All of the entries need to be written out again, exactly as they are.
= = = = =
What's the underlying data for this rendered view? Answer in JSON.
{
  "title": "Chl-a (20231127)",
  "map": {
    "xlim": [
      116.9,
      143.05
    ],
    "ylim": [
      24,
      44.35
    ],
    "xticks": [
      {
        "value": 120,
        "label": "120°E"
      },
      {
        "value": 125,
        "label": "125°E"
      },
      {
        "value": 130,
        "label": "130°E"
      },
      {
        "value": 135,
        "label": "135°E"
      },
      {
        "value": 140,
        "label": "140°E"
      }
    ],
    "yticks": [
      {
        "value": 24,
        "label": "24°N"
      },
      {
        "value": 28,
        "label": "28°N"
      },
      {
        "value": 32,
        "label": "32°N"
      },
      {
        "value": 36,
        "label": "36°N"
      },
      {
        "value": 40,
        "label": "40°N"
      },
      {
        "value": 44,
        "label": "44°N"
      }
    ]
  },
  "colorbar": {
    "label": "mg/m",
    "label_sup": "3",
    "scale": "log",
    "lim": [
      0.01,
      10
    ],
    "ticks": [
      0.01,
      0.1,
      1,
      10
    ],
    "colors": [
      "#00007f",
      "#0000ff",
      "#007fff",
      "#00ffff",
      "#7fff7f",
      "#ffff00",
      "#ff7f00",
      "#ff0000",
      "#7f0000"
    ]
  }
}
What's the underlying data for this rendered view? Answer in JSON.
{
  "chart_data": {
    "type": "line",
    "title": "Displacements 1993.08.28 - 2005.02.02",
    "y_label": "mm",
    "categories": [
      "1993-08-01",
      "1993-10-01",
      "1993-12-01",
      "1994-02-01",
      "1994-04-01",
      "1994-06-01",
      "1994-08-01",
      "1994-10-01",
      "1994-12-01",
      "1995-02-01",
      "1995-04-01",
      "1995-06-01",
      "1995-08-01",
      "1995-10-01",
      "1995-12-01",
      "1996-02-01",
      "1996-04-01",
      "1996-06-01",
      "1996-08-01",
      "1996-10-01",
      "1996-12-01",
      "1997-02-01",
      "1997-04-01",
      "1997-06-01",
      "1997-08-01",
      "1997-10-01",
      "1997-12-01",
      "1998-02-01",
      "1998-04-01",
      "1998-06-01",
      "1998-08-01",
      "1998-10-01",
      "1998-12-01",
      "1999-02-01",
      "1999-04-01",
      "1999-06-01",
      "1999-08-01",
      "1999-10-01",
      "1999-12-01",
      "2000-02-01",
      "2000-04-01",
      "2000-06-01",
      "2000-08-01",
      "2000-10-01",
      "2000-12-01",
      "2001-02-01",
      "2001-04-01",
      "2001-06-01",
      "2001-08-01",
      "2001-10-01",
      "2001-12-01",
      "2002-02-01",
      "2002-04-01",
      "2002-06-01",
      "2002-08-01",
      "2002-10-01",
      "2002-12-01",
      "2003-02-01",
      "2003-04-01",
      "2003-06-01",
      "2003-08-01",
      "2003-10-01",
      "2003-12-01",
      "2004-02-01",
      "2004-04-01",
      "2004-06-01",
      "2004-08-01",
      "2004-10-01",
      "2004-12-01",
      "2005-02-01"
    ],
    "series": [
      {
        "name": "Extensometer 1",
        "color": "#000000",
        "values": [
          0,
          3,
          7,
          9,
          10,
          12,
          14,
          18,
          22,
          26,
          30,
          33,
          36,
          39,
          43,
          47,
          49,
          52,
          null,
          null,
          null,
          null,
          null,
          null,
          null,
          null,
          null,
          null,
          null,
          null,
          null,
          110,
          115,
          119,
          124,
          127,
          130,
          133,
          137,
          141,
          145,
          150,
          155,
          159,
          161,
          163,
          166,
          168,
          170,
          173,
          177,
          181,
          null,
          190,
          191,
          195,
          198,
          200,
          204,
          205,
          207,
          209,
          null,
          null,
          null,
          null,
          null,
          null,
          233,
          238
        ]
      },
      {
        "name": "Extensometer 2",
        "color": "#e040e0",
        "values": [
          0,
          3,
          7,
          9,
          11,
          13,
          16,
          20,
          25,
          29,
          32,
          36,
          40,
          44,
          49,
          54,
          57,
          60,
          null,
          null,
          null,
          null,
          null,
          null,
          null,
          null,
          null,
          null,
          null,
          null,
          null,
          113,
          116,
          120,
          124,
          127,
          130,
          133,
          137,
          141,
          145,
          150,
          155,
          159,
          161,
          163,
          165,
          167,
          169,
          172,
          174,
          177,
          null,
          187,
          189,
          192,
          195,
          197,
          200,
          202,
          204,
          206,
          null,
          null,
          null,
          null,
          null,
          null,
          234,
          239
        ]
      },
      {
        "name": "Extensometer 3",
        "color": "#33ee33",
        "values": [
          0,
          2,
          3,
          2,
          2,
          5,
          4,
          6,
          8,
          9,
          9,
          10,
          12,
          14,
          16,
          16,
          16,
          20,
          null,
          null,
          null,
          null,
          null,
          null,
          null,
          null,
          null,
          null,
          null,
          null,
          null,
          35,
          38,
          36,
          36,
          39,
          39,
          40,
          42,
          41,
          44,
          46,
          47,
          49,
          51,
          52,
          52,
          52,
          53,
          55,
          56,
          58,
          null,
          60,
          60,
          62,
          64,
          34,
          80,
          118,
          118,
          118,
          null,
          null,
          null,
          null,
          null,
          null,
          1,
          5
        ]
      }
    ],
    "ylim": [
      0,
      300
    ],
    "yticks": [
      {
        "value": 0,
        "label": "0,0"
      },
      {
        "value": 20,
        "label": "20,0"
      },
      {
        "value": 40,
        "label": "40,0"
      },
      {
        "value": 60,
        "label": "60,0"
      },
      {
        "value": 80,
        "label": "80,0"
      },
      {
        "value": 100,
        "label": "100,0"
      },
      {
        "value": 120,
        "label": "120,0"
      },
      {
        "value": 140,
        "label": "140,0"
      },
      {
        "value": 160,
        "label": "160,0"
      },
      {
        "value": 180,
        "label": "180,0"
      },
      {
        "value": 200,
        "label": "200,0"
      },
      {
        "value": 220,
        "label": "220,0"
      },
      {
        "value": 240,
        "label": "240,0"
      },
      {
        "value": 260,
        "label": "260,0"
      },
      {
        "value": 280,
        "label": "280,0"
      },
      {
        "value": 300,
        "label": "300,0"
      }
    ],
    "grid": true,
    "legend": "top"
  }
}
= = = = =
## Task answer
What's the underlying data for this rendered view? Answer in JSON.
{
  "title": "Chl-a (20231127)",
  "map": {
    "xlim": [
      116.9,
      143.05
    ],
    "ylim": [
      24,
      44.35
    ],
    "xticks": [
      {
        "value": 120,
        "label": "120°E"
      },
      {
        "value": 125,
        "label": "125°E"
      },
      {
        "value": 130,
        "label": "130°E"
      },
      {
        "value": 135,
        "label": "135°E"
      },
      {
        "value": 140,
        "label": "140°E"
      }
    ],
    "yticks": [
      {
        "value": 24,
        "label": "24°N"
      },
      {
        "value": 28,
        "label": "28°N"
      },
      {
        "value": 32,
        "label": "32°N"
      },
      {
        "value": 36,
        "label": "36°N"
      },
      {
        "value": 40,
        "label": "40°N"
      },
      {
        "value": 44,
        "label": "44°N"
      }
    ]
  },
  "colorbar": {
    "label": "mg/m",
    "label_sup": "3",
    "scale": "log",
    "lim": [
      0.01,
      10
    ],
    "ticks": [
      0.01,
      0.1,
      1,
      10
    ],
    "colors": [
      "#00007f",
      "#0000ff",
      "#007fff",
      "#00ffff",
      "#7fff7f",
      "#ffff00",
      "#ff7f00",
      "#ff0000",
      "#7f0000"
    ]
  }
}
What's the underlying data for this rendered view? Answer in JSON.
{
  "chart_data": {
    "type": "line",
    "title": "Displacements 1993.08.28 - 2005.02.02",
    "y_label": "mm",
    "categories": [
      "1993-08-01",
      "1993-10-01",
      "1993-12-01",
      "1994-02-01",
      "1994-04-01",
      "1994-06-01",
      "1994-08-01",
      "1994-10-01",
      "1994-12-01",
      "1995-02-01",
      "1995-04-01",
      "1995-06-01",
      "1995-08-01",
      "1995-10-01",
      "1995-12-01",
      "1996-02-01",
      "1996-04-01",
      "1996-06-01",
      "1996-08-01",
      "1996-10-01",
      "1996-12-01",
      "1997-02-01",
      "1997-04-01",
      "1997-06-01",
      "1997-08-01",
      "1997-10-01",
      "1997-12-01",
      "1998-02-01",
      "1998-04-01",
      "1998-06-01",
      "1998-08-01",
      "1998-10-01",
      "1998-12-01",
      "1999-02-01",
      "1999-04-01",
      "1999-06-01",
      "1999-08-01",
      "1999-10-01",
      "1999-12-01",
      "2000-02-01",
      "2000-04-01",
      "2000-06-01",
      "2000-08-01",
      "2000-10-01",
      "2000-12-01",
      "2001-02-01",
      "2001-04-01",
      "2001-06-01",
      "2001-08-01",
      "2001-10-01",
      "2001-12-01",
      "2002-02-01",
      "2002-04-01",
      "2002-06-01",
      "2002-08-01",
      "2002-10-01",
      "2002-12-01",
      "2003-02-01",
      "2003-04-01",
      "2003-06-01",
      "2003-08-01",
      "2003-10-01",
      "2003-12-01",
      "2004-02-01",
      "2004-04-01",
      "2004-06-01",
      "2004-08-01",
      "2004-10-01",
      "2004-12-01",
      "2005-02-01"
    ],
    "series": [
      {
        "name": "Extensometer 1",
        "color": "#000000",
        "values": [
          0,
          3,
          7,
          9,
          10,
          12,
          14,
          18,
          22,
          26,
          30,
          33,
          36,
          39,
          43,
          47,
          49,
          52,
          null,
          null,
          null,
          null,
          null,
          null,
          null,
          null,
          null,
          null,
          null,
          null,
          null,
          110,
          115,
          119,
          124,
          127,
          130,
          133,
          137,
          141,
          145,
          150,
          155,
          159,
          161,
          163,
          166,
          168,
          170,
          173,
          177,
          181,
          null,
          190,
          191,
          195,
          198,
          200,
          204,
          205,
          207,
          209,
          null,
          null,
          null,
          null,
          null,
          null,
          233,
          238
        ]
      },
      {
        "name": "Extensometer 2",
        "color": "#e040e0",
        "values": [
          0,
          3,
          7,
          9,
          11,
          13,
          16,
          20,
          25,
          29,
          32,
          36,
          40,
          44,
          49,
          54,
          57,
          60,
          null,
          null,
          null,
          null,
          null,
          null,
          null,
          null,
          null,
          null,
          null,
          null,
          null,
          113,
          116,
          120,
          124,
          127,
          130,
          133,
          137,
          141,
          145,
          150,
          155,
          159,
          161,
          163,
          165,
          167,
          169,
          172,
          174,
          177,
          null,
          187,
          189,
          192,
          195,
          197,
          200,
          202,
          204,
          206,
          null,
          null,
          null,
          null,
          null,
          null,
          234,
          239
        ]
      },
      {
        "name": "Extensometer 3",
        "color": "#33ee33",
        "values": [
          0,
          2,
          3,
          2,
          2,
          5,
          4,
          6,
          8,
          9,
          9,
          10,
          12,
          14,
          16,
          16,
          16,
          20,
          null,
          null,
          null,
          null,
          null,
          null,
          null,
          null,
          null,
          null,
          null,
          null,
          null,
          35,
          38,
          36,
          36,
          39,
          39,
          40,
          42,
          41,
          44,
          46,
          47,
          49,
          51,
          52,
          52,
          52,
          53,
          55,
          56,
          58,
          null,
          60,
          60,
          62,
          64,
          34,
          80,
          118,
          118,
          118,
          null,
          null,
          null,
          null,
          null,
          null,
          1,
          5
        ]
      }
    ],
    "ylim": [
      0,
      300
    ],
    "yticks": [
      {
        "value": 0,
        "label": "0,0"
      },
      {
        "value": 20,
        "label": "20,0"
      },
      {
        "value": 40,
        "label": "40,0"
      },
      {
        "value": 60,
        "label": "60,0"
      },
      {
        "value": 80,
        "label": "80,0"
      },
      {
        "value": 100,
        "label": "100,0"
      },
      {
        "value": 120,
        "label": "120,0"
      },
      {
        "value": 140,
        "label": "140,0"
      },
      {
        "value": 160,
        "label": "160,0"
      },
      {
        "value": 180,
        "label": "180,0"
      },
      {
        "value": 200,
        "label": "200,0"
      },
      {
        "value": 220,
        "label": "220,0"
      },
      {
        "value": 240,
        "label": "240,0"
      },
      {
        "value": 260,
        "label": "260,0"
      },
      {
        "value": 280,
        "label": "280,0"
      },
      {
        "value": 300,
        "label": "300,0"
      }
    ],
    "grid": true,
    "legend": "top"
  }
}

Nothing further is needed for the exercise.